Extracted data entries
"""
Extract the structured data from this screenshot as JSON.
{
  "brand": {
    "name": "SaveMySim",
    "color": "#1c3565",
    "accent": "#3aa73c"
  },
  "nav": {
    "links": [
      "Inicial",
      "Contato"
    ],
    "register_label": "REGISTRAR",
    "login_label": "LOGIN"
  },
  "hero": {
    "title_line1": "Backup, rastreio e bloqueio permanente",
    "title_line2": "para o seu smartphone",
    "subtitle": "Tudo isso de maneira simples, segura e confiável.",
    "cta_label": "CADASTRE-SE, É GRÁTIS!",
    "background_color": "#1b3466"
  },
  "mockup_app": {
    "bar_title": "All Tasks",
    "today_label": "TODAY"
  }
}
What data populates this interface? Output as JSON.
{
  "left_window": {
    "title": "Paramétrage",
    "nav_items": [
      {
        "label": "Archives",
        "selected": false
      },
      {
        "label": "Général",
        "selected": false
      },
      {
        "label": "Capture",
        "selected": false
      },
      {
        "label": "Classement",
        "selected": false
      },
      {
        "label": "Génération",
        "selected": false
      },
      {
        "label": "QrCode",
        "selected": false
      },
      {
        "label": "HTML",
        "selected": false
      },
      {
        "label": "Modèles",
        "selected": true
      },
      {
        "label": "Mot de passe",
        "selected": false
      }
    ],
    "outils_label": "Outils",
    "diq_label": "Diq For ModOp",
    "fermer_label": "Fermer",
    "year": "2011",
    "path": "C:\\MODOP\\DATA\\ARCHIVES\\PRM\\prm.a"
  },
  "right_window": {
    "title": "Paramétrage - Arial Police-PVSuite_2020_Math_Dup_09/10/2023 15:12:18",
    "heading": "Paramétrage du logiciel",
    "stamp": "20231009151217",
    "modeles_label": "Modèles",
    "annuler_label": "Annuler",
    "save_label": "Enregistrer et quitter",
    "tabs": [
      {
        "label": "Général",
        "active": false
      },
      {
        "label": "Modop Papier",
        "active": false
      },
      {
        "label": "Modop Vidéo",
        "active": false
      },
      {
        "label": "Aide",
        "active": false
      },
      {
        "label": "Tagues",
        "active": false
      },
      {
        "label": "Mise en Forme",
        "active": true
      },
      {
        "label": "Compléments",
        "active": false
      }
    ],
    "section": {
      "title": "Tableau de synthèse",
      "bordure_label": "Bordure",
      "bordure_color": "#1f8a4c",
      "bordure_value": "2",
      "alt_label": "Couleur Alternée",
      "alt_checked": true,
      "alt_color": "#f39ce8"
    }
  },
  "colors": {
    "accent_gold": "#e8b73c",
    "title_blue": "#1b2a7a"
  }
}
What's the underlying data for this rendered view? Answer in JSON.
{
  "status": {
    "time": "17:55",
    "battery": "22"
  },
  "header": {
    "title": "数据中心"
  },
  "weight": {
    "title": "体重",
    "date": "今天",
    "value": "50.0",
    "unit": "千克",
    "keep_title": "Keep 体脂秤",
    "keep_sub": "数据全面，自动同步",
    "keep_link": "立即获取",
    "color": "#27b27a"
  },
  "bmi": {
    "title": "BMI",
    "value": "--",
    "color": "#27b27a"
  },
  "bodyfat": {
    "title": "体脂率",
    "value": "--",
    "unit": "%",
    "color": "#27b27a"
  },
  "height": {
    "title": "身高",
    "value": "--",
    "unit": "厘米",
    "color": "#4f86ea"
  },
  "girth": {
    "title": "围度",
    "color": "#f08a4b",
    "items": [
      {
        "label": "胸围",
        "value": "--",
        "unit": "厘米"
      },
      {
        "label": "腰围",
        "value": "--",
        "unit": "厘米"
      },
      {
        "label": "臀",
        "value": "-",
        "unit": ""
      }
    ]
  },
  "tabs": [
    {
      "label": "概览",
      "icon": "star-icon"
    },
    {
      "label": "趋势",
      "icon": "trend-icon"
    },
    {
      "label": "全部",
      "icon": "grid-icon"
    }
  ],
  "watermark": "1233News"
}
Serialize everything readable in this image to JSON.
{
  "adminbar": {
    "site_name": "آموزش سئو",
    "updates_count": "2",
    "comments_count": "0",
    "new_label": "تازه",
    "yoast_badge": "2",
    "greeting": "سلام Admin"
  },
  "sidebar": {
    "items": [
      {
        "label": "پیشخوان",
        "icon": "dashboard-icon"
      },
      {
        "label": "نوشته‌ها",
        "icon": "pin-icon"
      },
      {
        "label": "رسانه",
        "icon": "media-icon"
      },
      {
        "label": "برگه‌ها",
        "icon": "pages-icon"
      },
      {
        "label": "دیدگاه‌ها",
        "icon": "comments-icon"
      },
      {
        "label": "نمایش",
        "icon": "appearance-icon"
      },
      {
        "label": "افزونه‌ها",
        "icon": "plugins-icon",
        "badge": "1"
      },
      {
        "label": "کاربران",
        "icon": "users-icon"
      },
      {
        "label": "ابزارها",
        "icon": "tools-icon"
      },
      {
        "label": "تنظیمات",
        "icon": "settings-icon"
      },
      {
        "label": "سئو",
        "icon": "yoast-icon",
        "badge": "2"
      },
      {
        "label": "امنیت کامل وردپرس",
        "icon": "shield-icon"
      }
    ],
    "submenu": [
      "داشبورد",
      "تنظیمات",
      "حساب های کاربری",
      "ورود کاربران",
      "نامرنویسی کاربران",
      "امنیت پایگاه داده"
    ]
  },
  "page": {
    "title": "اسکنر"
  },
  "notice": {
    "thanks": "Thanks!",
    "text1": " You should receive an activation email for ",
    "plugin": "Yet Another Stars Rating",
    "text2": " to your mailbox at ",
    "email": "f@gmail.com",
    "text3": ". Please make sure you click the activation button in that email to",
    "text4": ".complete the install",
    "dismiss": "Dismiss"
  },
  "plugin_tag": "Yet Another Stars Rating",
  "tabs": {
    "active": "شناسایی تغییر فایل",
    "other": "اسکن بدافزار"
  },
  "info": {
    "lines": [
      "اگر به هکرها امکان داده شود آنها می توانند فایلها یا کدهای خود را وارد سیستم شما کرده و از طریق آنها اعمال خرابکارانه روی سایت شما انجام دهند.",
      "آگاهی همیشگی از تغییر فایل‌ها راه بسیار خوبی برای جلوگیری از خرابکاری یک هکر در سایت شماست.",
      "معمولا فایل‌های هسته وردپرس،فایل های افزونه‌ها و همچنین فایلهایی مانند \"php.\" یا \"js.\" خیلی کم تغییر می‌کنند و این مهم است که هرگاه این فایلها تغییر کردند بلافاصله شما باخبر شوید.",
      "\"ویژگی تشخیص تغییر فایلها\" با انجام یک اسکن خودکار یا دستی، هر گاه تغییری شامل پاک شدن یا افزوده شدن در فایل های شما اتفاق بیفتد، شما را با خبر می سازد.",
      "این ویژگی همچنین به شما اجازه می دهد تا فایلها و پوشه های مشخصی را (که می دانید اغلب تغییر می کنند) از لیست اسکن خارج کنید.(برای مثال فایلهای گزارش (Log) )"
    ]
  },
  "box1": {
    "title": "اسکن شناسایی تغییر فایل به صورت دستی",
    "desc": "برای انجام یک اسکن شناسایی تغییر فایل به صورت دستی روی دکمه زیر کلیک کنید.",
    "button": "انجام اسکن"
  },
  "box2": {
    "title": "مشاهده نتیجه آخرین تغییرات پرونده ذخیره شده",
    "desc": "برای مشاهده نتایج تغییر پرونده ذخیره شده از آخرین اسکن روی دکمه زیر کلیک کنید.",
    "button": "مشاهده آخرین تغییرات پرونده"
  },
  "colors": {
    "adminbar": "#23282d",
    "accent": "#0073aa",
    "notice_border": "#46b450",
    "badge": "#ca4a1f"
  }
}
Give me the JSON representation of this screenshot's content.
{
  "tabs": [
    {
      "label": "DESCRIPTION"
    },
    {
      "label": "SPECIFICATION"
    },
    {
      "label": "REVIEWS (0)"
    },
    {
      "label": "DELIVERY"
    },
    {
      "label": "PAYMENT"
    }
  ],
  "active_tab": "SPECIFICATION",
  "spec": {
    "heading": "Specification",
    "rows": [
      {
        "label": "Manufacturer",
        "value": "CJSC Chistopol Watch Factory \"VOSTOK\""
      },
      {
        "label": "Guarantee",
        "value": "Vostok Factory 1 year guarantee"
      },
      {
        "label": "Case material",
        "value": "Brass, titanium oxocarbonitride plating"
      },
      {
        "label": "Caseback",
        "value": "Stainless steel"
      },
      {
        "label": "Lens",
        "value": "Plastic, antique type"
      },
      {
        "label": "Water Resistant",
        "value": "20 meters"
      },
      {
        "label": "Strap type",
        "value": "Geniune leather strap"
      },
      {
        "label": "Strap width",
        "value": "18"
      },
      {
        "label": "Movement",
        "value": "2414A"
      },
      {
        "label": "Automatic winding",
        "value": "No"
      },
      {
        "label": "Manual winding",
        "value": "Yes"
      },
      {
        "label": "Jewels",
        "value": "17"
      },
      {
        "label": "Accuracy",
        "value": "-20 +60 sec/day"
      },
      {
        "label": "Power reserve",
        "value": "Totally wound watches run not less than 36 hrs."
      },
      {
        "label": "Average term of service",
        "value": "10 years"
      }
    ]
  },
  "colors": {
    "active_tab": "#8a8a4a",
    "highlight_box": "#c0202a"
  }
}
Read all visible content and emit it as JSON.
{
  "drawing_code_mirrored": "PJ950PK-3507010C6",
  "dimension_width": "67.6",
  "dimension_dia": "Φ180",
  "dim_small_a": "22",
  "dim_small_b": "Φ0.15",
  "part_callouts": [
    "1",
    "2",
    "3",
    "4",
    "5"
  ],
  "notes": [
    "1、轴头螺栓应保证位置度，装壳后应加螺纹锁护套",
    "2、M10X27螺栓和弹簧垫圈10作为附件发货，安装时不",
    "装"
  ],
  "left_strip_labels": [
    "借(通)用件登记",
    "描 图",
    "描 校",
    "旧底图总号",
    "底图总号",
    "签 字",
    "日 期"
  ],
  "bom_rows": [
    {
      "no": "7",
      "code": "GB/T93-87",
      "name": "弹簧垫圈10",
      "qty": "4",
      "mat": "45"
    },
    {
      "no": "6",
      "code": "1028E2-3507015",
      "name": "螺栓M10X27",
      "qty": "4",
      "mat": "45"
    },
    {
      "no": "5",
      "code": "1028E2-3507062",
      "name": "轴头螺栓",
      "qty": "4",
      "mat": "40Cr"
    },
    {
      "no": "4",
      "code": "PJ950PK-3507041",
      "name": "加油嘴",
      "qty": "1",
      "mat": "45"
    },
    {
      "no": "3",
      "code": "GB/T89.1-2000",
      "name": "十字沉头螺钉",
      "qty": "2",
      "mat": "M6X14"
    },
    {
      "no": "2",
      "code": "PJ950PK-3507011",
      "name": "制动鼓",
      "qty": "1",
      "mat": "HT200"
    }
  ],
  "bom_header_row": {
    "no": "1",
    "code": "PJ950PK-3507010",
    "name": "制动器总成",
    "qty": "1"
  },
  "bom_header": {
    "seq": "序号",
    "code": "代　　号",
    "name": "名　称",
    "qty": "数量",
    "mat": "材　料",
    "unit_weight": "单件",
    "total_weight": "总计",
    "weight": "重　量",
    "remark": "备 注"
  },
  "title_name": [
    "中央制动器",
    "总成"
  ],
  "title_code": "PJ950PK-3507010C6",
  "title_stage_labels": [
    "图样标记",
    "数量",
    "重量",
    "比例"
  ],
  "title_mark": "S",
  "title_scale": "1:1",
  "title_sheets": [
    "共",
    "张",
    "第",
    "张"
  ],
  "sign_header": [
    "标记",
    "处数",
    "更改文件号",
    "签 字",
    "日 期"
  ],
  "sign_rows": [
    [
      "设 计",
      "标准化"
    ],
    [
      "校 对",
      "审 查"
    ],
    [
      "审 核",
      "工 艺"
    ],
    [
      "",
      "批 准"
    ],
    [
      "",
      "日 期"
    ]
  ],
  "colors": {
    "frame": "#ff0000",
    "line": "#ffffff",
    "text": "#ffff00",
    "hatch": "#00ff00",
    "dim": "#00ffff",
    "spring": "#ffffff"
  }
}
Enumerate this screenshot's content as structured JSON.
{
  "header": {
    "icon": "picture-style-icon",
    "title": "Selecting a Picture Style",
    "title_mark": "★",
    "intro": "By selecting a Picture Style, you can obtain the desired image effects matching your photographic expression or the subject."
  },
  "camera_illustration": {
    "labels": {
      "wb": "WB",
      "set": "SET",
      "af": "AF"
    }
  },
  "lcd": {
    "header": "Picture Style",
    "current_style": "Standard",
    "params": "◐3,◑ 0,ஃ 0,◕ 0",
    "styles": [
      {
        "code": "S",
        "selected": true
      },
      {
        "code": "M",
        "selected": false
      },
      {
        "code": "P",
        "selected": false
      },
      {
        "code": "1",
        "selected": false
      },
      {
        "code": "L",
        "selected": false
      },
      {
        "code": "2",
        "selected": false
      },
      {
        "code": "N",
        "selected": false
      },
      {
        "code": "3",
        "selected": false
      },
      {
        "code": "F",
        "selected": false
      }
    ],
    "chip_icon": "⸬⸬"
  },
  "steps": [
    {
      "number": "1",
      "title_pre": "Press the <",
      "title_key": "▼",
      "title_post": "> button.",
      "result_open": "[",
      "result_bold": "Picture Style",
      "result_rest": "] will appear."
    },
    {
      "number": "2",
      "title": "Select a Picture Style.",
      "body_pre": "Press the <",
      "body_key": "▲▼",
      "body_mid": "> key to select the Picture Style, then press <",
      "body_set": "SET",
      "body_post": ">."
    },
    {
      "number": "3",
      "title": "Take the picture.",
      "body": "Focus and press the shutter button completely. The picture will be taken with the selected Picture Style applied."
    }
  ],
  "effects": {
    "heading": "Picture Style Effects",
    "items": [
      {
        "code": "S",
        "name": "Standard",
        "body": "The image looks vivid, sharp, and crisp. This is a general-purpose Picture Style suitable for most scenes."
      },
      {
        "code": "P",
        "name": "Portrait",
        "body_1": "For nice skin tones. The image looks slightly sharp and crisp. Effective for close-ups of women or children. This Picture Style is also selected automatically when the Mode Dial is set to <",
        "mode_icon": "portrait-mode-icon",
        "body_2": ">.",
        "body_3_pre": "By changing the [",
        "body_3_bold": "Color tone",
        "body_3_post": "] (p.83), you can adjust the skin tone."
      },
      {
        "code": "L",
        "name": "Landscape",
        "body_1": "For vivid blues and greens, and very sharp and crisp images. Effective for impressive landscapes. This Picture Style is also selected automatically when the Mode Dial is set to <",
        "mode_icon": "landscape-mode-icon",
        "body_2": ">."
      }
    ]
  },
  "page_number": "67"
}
"""
Required work -
Within the entries above, work out how many lines contain the word "داده". The number alone is the answer.

Result for this exercise -
2